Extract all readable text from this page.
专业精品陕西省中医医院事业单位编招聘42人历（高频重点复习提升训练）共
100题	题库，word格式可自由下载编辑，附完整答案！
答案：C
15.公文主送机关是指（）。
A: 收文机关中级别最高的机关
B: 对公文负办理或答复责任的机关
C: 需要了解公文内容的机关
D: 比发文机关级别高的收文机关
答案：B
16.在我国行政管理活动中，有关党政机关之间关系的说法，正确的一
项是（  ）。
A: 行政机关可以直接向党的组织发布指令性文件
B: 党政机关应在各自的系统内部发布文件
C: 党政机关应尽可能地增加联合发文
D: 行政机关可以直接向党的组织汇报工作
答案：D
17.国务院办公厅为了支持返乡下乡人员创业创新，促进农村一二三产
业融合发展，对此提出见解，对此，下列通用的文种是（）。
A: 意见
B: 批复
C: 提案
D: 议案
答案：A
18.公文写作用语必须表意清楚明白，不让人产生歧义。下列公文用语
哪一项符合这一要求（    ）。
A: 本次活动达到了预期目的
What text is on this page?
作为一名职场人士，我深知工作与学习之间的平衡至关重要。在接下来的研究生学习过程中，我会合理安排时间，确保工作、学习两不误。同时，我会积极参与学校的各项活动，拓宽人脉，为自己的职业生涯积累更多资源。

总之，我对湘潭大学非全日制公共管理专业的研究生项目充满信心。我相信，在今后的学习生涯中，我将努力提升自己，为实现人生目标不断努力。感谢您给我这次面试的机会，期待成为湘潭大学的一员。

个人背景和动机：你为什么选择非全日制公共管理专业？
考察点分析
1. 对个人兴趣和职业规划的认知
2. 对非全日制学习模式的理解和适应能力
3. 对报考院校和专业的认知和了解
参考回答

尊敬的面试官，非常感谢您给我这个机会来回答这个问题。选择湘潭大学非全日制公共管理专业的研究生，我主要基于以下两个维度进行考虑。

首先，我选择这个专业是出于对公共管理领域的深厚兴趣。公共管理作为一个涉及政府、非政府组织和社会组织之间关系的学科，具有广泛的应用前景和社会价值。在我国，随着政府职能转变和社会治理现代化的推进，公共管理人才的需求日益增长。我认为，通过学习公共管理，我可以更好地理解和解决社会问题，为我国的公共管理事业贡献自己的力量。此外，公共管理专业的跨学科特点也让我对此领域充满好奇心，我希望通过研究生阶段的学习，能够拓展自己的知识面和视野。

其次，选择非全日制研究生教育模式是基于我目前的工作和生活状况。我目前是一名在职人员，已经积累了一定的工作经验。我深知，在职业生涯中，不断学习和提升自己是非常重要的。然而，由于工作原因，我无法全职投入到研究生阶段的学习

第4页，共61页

· · · ·

-- REQUIRED TASK --
Please set down all the data word for word.

-- EXERCISE RESPONSE --
Extract all readable text from this page.
专业精品陕西省中医医院事业单位编招聘42人历（高频重点复习提升训练）共
100题	题库，word格式可自由下载编辑，附完整答案！
答案：C
15.公文主送机关是指（）。
A: 收文机关中级别最高的机关
B: 对公文负办理或答复责任的机关
C: 需要了解公文内容的机关
D: 比发文机关级别高的收文机关
答案：B
16.在我国行政管理活动中，有关党政机关之间关系的说法，正确的一
项是（  ）。
A: 行政机关可以直接向党的组织发布指令性文件
B: 党政机关应在各自的系统内部发布文件
C: 党政机关应尽可能地增加联合发文
D: 行政机关可以直接向党的组织汇报工作
答案：D
17.国务院办公厅为了支持返乡下乡人员创业创新，促进农村一二三产
业融合发展，对此提出见解，对此，下列通用的文种是（）。
A: 意见
B: 批复
C: 提案
D: 议案
答案：A
18.公文写作用语必须表意清楚明白，不让人产生歧义。下列公文用语
哪一项符合这一要求（    ）。
A: 本次活动达到了预期目的
What text is on this page?
作为一名职场人士，我深知工作与学习之间的平衡至关重要。在接下来的研究生学习过程中，我会合理安排时间，确保工作、学习两不误。同时，我会积极参与学校的各项活动，拓宽人脉，为自己的职业生涯积累更多资源。

总之，我对湘潭大学非全日制公共管理专业的研究生项目充满信心。我相信，在今后的学习生涯中，我将努力提升自己，为实现人生目标不断努力。感谢您给我这次面试的机会，期待成为湘潭大学的一员。

个人背景和动机：你为什么选择非全日制公共管理专业？
考察点分析
1. 对个人兴趣和职业规划的认知
2. 对非全日制学习模式的理解和适应能力
3. 对报考院校和专业的认知和了解
参考回答

尊敬的面试官，非常感谢您给我这个机会来回答这个问题。选择湘潭大学非全日制公共管理专业的研究生，我主要基于以下两个维度进行考虑。

首先，我选择这个专业是出于对公共管理领域的深厚兴趣。公共管理作为一个涉及政府、非政府组织和社会组织之间关系的学科，具有广泛的应用前景和社会价值。在我国，随着政府职能转变和社会治理现代化的推进，公共管理人才的需求日益增长。我认为，通过学习公共管理，我可以更好地理解和解决社会问题，为我国的公共管理事业贡献自己的力量。此外，公共管理专业的跨学科特点也让我对此领域充满好奇心，我希望通过研究生阶段的学习，能够拓展自己的知识面和视野。

其次，选择非全日制研究生教育模式是基于我目前的工作和生活状况。我目前是一名在职人员，已经积累了一定的工作经验。我深知，在职业生涯中，不断学习和提升自己是非常重要的。然而，由于工作原因，我无法全职投入到研究生阶段的学习

第4页，共61页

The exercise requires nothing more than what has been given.